■ TASK INPUTS ■
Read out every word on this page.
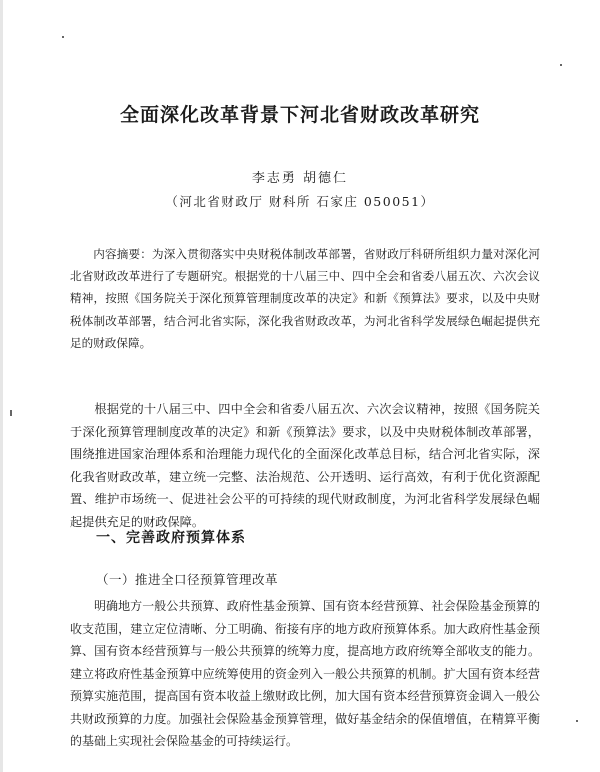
全面深化改革背景下河北省财政改革研究
李志勇 胡德仁
（河北省财政厅 财科所 石家庄 050051）

内容摘要：为深入贯彻落实中央财税体制改革部署，省财政厅科研所组织力量对深化河北省财政改革进行了专题研究。根据党的十八届三中、四中全会和省委八届五次、六次会议精神，按照《国务院关于深化预算管理制度改革的决定》和新《预算法》要求，以及中央财税体制改革部署，结合河北省实际，深化我省财政改革，为河北省科学发展绿色崛起提供充足的财政保障。

根据党的十八届三中、四中全会和省委八届五次、六次会议精神，按照《国务院关于深化预算管理制度改革的决定》和新《预算法》要求，以及中央财税体制改革部署，围绕推进国家治理体系和治理能力现代化的全面深化改革总目标，结合河北省实际，深化我省财政改革，建立统一完整、法治规范、公开透明、运行高效，有利于优化资源配置、维护市场统一、促进社会公平的可持续的现代财政制度，为河北省科学发展绿色崛起提供充足的财政保障。

一、完善政府预算体系
（一）推进全口径预算管理改革

明确地方一般公共预算、政府性基金预算、国有资本经营预算、社会保险基金预算的收支范围，建立定位清晰、分工明确、衔接有序的地方政府预算体系。加大政府性基金预算、国有资本经营预算与一般公共预算的统筹力度，提高地方政府统筹全部收支的能力。建立将政府性基金预算中应统筹使用的资金列入一般公共预算的机制。扩大国有资本经营预算实施范围，提高国有资本收益上缴财政比例，加大国有资本经营预算资金调入一般公共财政预算的力度。加强社会保险基金预算管理，做好基金结余的保值增值，在精算平衡的基础上实现社会保险基金的可持续运行。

■ WHAT NEEDS TO BE DONE ■
All preceding records should be duplicated verbatim, images excepted.

■ ANSWER ■
Read out every word on this page.
全面深化改革背景下河北省财政改革研究
李志勇 胡德仁
（河北省财政厅 财科所 石家庄 050051）

内容摘要：为深入贯彻落实中央财税体制改革部署，省财政厅科研所组织力量对深化河北省财政改革进行了专题研究。根据党的十八届三中、四中全会和省委八届五次、六次会议精神，按照《国务院关于深化预算管理制度改革的决定》和新《预算法》要求，以及中央财税体制改革部署，结合河北省实际，深化我省财政改革，为河北省科学发展绿色崛起提供充足的财政保障。

根据党的十八届三中、四中全会和省委八届五次、六次会议精神，按照《国务院关于深化预算管理制度改革的决定》和新《预算法》要求，以及中央财税体制改革部署，围绕推进国家治理体系和治理能力现代化的全面深化改革总目标，结合河北省实际，深化我省财政改革，建立统一完整、法治规范、公开透明、运行高效，有利于优化资源配置、维护市场统一、促进社会公平的可持续的现代财政制度，为河北省科学发展绿色崛起提供充足的财政保障。

一、完善政府预算体系
（一）推进全口径预算管理改革

明确地方一般公共预算、政府性基金预算、国有资本经营预算、社会保险基金预算的收支范围，建立定位清晰、分工明确、衔接有序的地方政府预算体系。加大政府性基金预算、国有资本经营预算与一般公共预算的统筹力度，提高地方政府统筹全部收支的能力。建立将政府性基金预算中应统筹使用的资金列入一般公共预算的机制。扩大国有资本经营预算实施范围，提高国有资本收益上缴财政比例，加大国有资本经营预算资金调入一般公共财政预算的力度。加强社会保险基金预算管理，做好基金结余的保值增值，在精算平衡的基础上实现社会保险基金的可持续运行。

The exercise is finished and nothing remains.